* What you are asked to do *
Restate the full set of records exactly, without adding or dropping a word.

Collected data
------------

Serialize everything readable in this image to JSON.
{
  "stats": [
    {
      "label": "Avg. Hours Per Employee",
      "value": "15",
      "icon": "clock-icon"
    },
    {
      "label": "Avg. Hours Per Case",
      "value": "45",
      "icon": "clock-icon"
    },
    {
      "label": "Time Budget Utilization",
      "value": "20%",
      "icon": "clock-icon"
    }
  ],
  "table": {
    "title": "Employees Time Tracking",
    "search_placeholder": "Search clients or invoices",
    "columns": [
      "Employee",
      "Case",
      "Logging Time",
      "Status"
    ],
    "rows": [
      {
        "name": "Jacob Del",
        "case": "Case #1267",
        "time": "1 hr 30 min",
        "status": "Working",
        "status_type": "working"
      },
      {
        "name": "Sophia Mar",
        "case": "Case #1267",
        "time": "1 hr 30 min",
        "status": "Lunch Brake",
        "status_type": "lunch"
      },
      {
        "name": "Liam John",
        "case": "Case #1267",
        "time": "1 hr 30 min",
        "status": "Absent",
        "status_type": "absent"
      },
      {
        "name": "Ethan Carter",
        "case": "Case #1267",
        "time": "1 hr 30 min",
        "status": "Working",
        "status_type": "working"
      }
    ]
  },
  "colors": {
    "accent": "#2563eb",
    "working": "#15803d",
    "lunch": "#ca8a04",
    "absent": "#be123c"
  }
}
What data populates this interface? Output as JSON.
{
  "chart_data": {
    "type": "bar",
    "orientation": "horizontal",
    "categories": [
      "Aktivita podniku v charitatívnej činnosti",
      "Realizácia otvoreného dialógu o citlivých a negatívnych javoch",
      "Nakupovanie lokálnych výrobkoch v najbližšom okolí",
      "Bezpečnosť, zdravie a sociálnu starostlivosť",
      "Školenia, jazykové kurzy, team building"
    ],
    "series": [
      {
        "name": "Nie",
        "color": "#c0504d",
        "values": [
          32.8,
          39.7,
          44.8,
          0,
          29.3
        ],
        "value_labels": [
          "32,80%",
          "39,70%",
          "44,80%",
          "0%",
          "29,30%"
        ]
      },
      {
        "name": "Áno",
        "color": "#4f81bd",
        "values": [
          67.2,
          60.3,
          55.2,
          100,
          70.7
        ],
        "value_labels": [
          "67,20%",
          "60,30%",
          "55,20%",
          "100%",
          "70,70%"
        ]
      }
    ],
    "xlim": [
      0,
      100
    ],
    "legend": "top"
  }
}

------------

* Complete answer *
Serialize everything readable in this image to JSON.
{
  "stats": [
    {
      "label": "Avg. Hours Per Employee",
      "value": "15",
      "icon": "clock-icon"
    },
    {
      "label": "Avg. Hours Per Case",
      "value": "45",
      "icon": "clock-icon"
    },
    {
      "label": "Time Budget Utilization",
      "value": "20%",
      "icon": "clock-icon"
    }
  ],
  "table": {
    "title": "Employees Time Tracking",
    "search_placeholder": "Search clients or invoices",
    "columns": [
      "Employee",
      "Case",
      "Logging Time",
      "Status"
    ],
    "rows": [
      {
        "name": "Jacob Del",
        "case": "Case #1267",
        "time": "1 hr 30 min",
        "status": "Working",
        "status_type": "working"
      },
      {
        "name": "Sophia Mar",
        "case": "Case #1267",
        "time": "1 hr 30 min",
        "status": "Lunch Brake",
        "status_type": "lunch"
      },
      {
        "name": "Liam John",
        "case": "Case #1267",
        "time": "1 hr 30 min",
        "status": "Absent",
        "status_type": "absent"
      },
      {
        "name": "Ethan Carter",
        "case": "Case #1267",
        "time": "1 hr 30 min",
        "status": "Working",
        "status_type": "working"
      }
    ]
  },
  "colors": {
    "accent": "#2563eb",
    "working": "#15803d",
    "lunch": "#ca8a04",
    "absent": "#be123c"
  }
}
What data populates this interface? Output as JSON.
{
  "chart_data": {
    "type": "bar",
    "orientation": "horizontal",
    "categories": [
      "Aktivita podniku v charitatívnej činnosti",
      "Realizácia otvoreného dialógu o citlivých a negatívnych javoch",
      "Nakupovanie lokálnych výrobkoch v najbližšom okolí",
      "Bezpečnosť, zdravie a sociálnu starostlivosť",
      "Školenia, jazykové kurzy, team building"
    ],
    "series": [
      {
        "name": "Nie",
        "color": "#c0504d",
        "values": [
          32.8,
          39.7,
          44.8,
          0,
          29.3
        ],
        "value_labels": [
          "32,80%",
          "39,70%",
          "44,80%",
          "0%",
          "29,30%"
        ]
      },
      {
        "name": "Áno",
        "color": "#4f81bd",
        "values": [
          67.2,
          60.3,
          55.2,
          100,
          70.7
        ],
        "value_labels": [
          "67,20%",
          "60,30%",
          "55,20%",
          "100%",
          "70,70%"
        ]
      }
    ],
    "xlim": [
      0,
      100
    ],
    "legend": "top"
  }
}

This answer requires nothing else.